■ TASK STATEMENT: Filter the entries below, keeping only lines with the word "garnish".

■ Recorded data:
------------------------------------------------

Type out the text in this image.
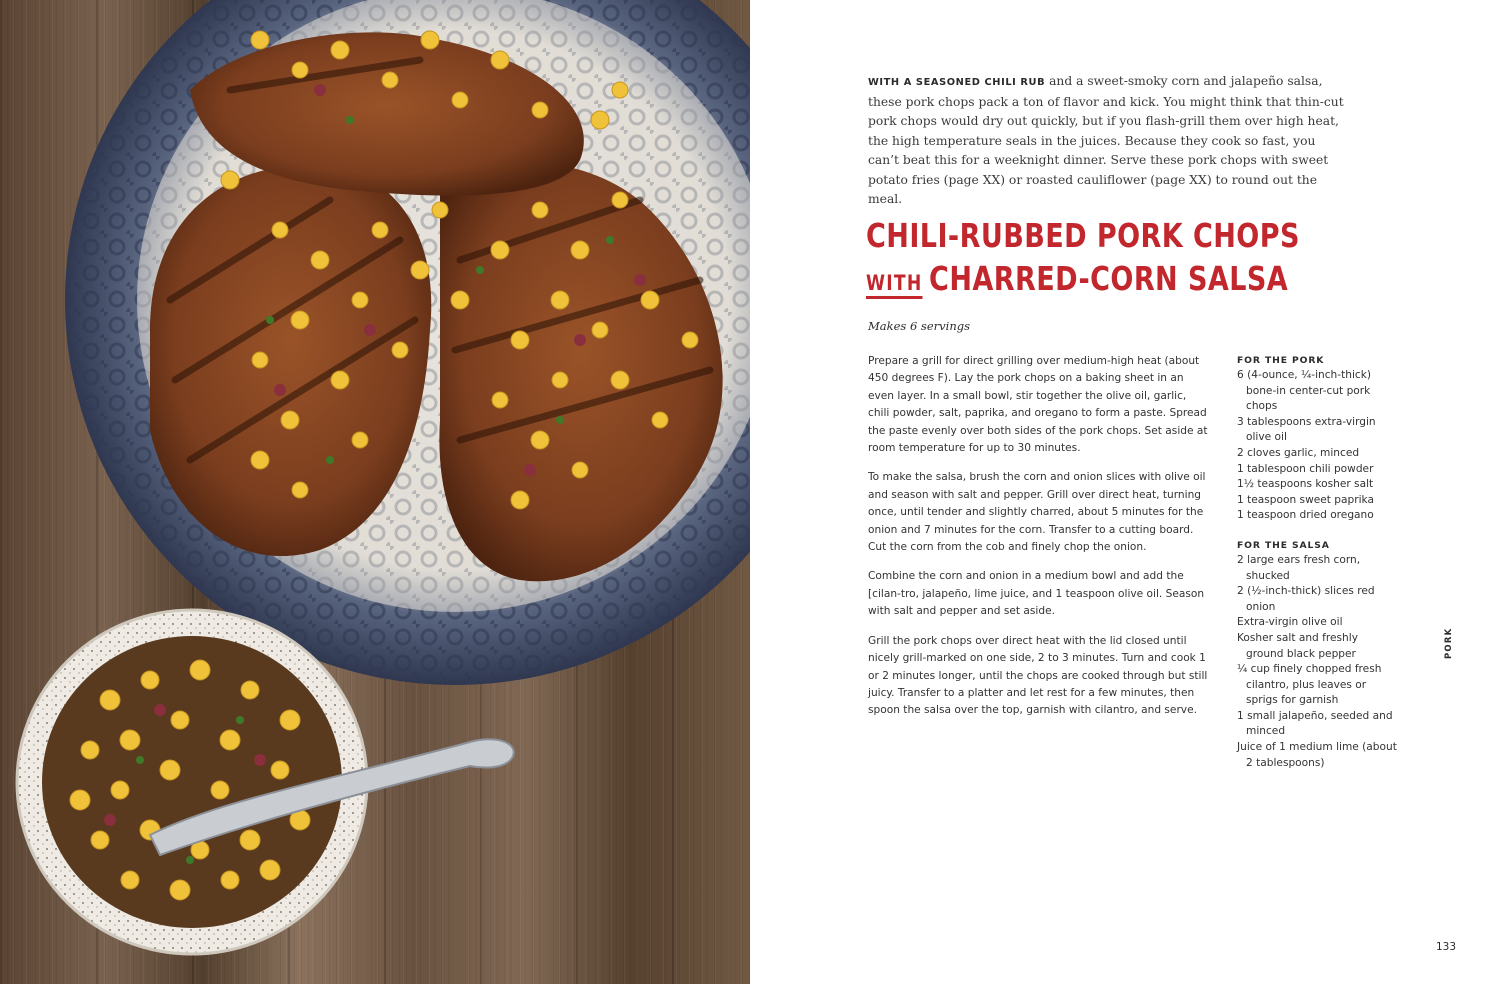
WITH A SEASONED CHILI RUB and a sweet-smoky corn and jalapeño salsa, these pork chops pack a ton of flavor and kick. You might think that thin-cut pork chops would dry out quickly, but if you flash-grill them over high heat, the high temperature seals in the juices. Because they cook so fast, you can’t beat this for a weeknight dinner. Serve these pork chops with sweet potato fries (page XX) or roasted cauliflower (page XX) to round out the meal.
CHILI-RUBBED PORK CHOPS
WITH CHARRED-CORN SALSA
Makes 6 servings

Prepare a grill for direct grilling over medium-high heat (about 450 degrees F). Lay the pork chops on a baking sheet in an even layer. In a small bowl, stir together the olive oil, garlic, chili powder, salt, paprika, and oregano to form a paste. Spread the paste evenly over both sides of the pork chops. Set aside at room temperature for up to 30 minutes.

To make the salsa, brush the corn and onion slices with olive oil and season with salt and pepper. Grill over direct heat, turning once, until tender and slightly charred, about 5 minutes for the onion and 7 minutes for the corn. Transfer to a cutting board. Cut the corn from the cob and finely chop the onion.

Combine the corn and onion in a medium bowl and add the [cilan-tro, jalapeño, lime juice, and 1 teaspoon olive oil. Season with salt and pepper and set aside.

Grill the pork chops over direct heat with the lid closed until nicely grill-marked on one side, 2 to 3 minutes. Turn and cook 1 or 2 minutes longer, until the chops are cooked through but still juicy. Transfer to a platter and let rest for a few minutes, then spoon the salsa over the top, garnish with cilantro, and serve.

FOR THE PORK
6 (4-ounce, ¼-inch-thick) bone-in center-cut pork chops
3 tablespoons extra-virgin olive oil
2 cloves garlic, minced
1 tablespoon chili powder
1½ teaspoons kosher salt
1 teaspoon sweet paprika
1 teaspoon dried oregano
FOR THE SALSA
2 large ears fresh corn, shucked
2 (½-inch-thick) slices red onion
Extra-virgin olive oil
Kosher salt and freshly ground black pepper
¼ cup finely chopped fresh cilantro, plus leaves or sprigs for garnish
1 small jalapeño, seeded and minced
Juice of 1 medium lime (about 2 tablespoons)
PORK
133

------------------------------------------------

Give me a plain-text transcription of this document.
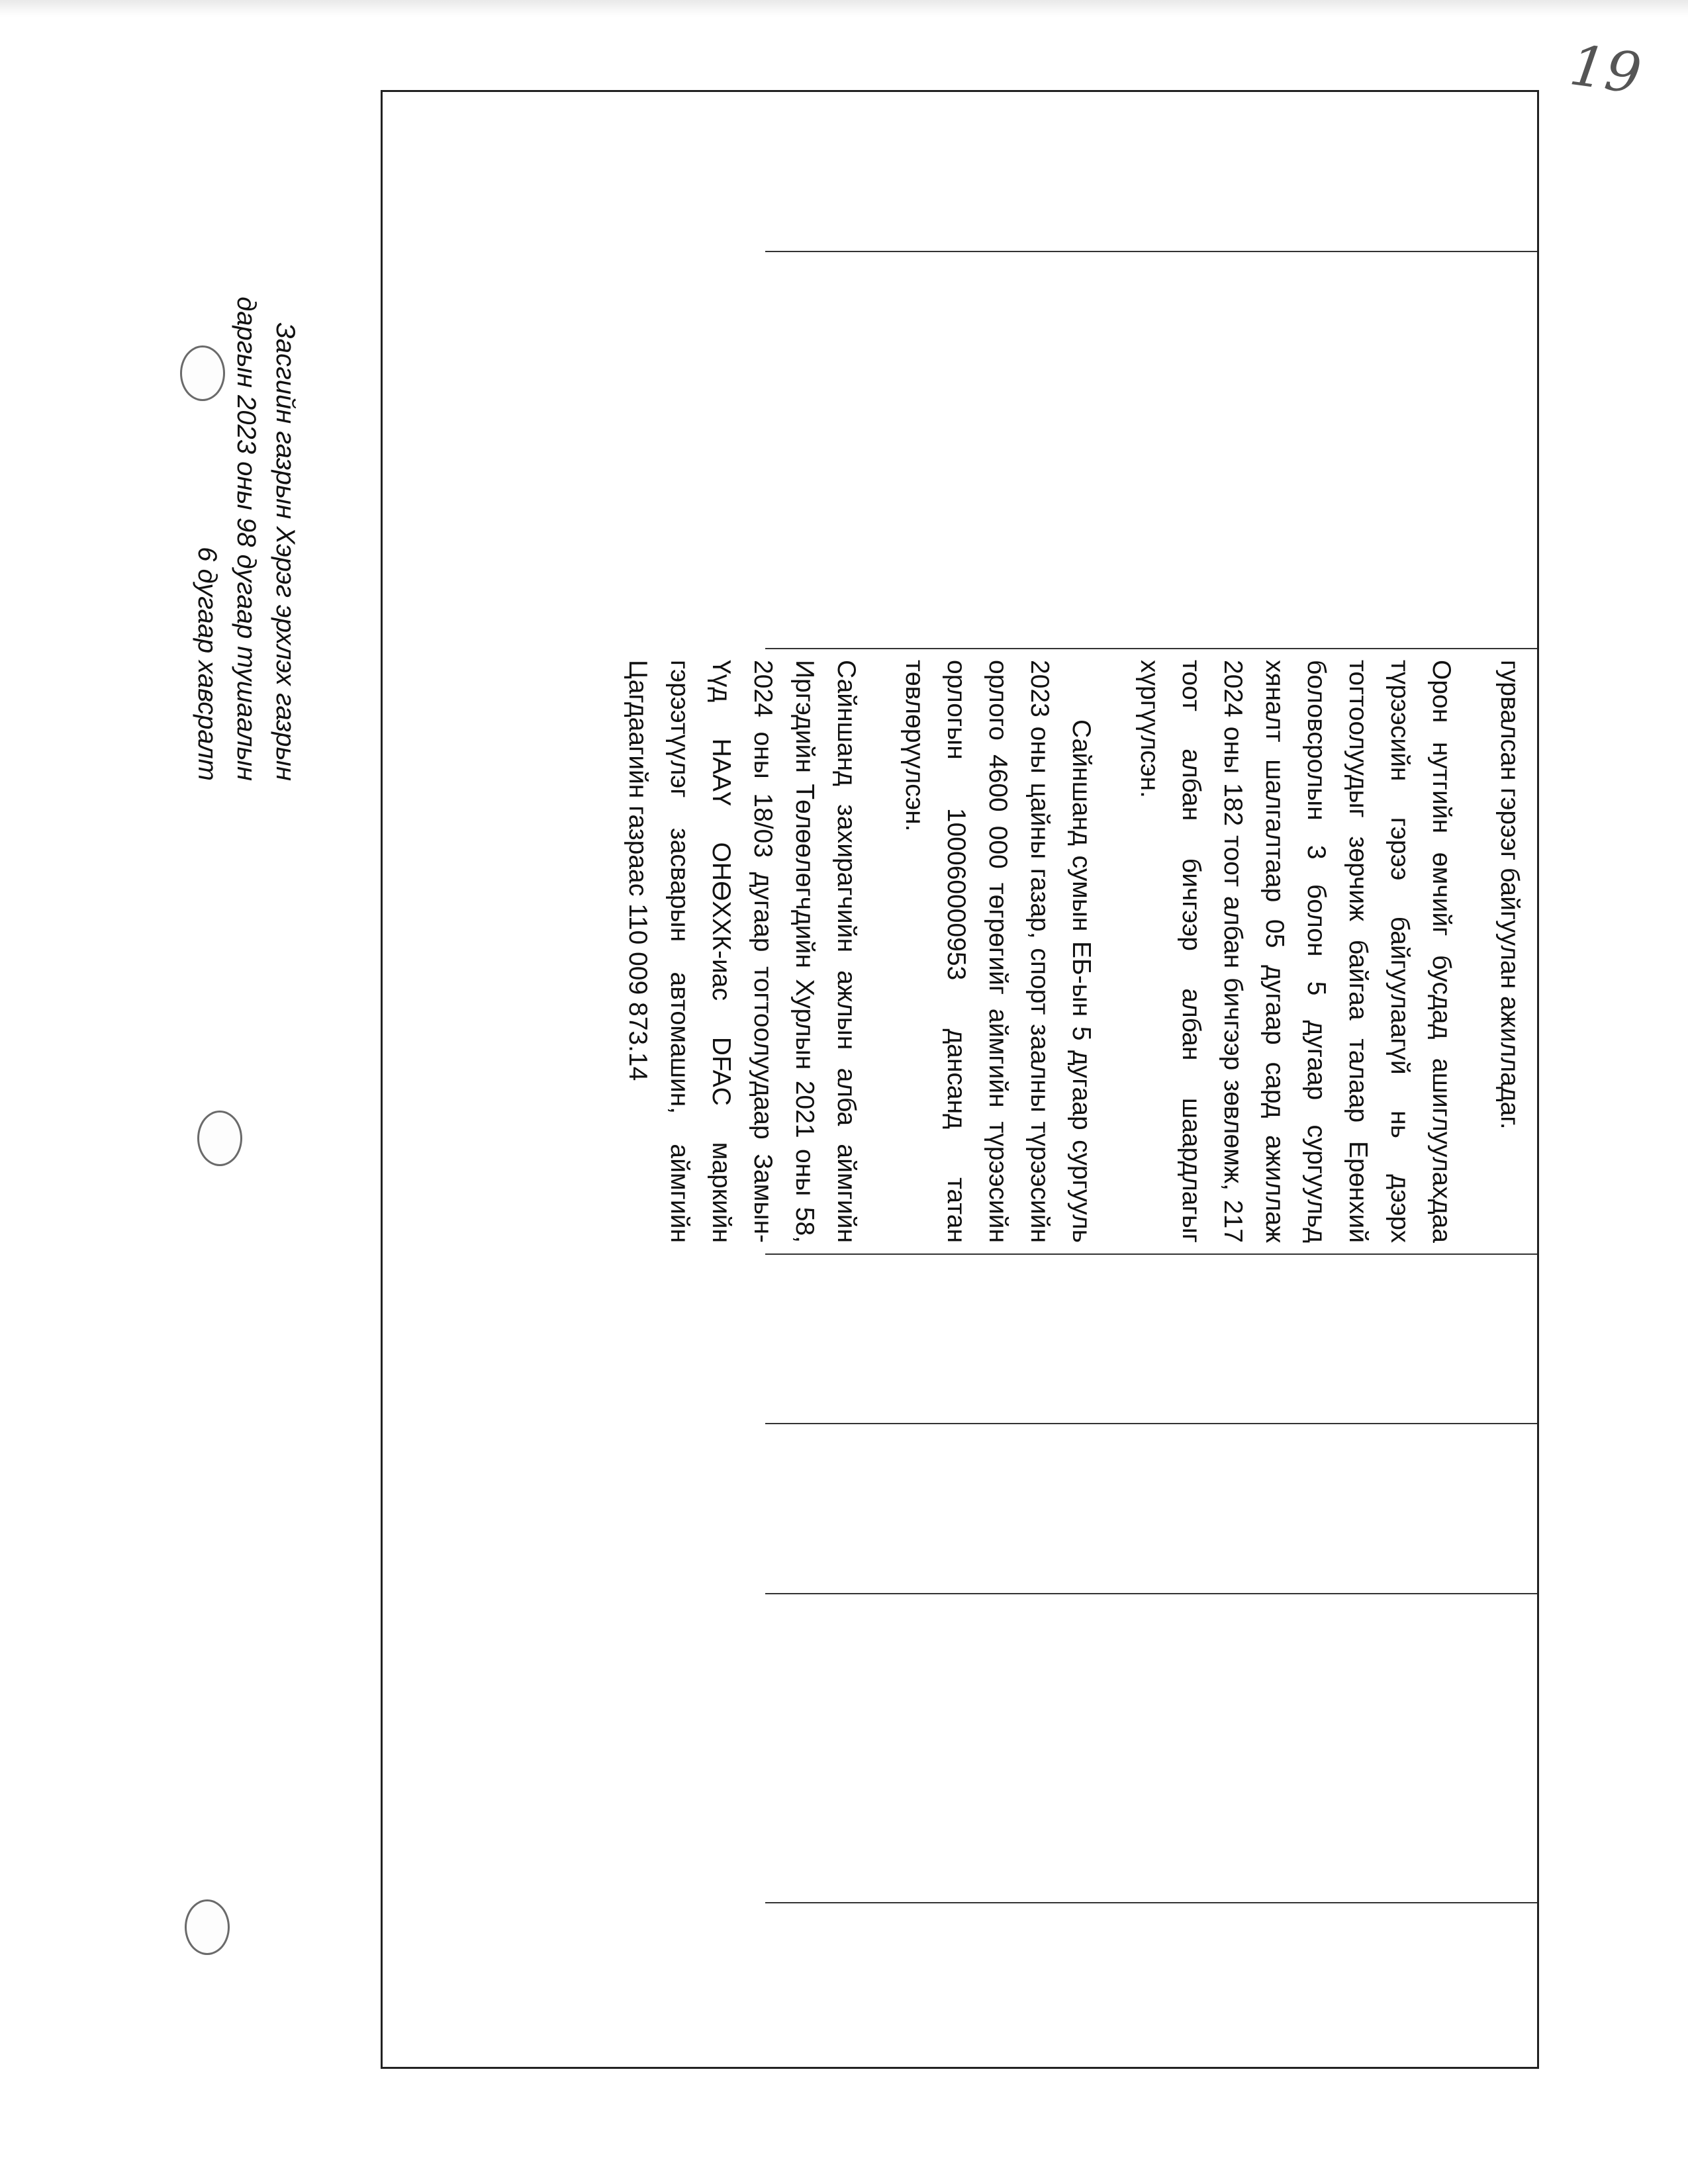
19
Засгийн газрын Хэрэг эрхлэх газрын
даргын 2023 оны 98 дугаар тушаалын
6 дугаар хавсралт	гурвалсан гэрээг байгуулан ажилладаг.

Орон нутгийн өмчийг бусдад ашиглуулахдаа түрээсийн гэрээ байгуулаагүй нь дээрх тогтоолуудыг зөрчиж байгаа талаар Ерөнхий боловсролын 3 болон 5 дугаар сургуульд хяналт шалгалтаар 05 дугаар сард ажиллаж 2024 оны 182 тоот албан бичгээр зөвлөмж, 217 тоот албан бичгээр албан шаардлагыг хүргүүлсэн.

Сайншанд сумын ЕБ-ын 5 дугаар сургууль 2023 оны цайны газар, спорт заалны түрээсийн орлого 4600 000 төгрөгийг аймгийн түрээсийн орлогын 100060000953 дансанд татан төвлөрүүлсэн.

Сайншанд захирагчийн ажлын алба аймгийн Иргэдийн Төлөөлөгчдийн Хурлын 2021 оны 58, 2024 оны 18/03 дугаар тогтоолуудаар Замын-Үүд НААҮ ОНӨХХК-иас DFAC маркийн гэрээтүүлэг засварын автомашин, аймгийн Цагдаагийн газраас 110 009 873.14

------------------------------------------------

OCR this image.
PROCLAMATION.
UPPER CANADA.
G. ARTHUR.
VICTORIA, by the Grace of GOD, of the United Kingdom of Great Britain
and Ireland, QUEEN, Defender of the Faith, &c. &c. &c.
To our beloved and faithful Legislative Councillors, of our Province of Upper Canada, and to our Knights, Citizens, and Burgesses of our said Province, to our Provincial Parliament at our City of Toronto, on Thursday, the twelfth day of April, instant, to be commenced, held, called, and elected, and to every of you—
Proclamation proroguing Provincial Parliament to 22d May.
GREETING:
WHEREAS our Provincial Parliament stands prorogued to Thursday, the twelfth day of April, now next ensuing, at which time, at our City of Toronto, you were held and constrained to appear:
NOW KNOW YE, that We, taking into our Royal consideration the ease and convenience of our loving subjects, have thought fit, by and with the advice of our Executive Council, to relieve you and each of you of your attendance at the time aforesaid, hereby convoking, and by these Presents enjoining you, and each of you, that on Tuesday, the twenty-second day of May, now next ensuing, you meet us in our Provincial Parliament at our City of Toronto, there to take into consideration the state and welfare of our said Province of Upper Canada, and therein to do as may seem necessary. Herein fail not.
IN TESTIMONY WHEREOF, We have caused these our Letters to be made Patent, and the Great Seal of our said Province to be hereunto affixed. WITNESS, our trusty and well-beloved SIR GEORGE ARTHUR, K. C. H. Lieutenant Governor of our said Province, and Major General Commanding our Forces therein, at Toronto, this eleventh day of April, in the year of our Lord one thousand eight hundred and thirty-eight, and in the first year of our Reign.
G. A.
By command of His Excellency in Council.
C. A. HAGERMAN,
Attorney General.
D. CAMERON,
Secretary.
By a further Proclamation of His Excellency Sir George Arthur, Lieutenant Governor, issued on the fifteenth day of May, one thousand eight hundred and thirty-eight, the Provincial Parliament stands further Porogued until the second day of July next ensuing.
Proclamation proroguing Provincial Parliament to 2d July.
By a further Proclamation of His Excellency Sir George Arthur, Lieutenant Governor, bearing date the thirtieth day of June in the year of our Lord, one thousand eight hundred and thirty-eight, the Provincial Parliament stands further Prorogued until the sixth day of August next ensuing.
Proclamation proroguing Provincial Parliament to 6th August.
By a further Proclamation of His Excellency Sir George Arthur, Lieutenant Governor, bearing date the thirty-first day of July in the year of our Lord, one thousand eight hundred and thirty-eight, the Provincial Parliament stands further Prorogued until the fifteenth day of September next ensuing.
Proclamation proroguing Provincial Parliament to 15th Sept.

------------------------------------------------

■ THE ANSWER:
Grill the pork chops over direct heat with the lid closed until nicely grill-marked on one side, 2 to 3 minutes. Turn and cook 1 or 2 minutes longer, until the chops are cooked through but still juicy. Transfer to a platter and let rest for a few minutes, then spoon the salsa over the top, garnish with cilantro, and serve.
¼ cup finely chopped fresh cilantro, plus leaves or sprigs for garnish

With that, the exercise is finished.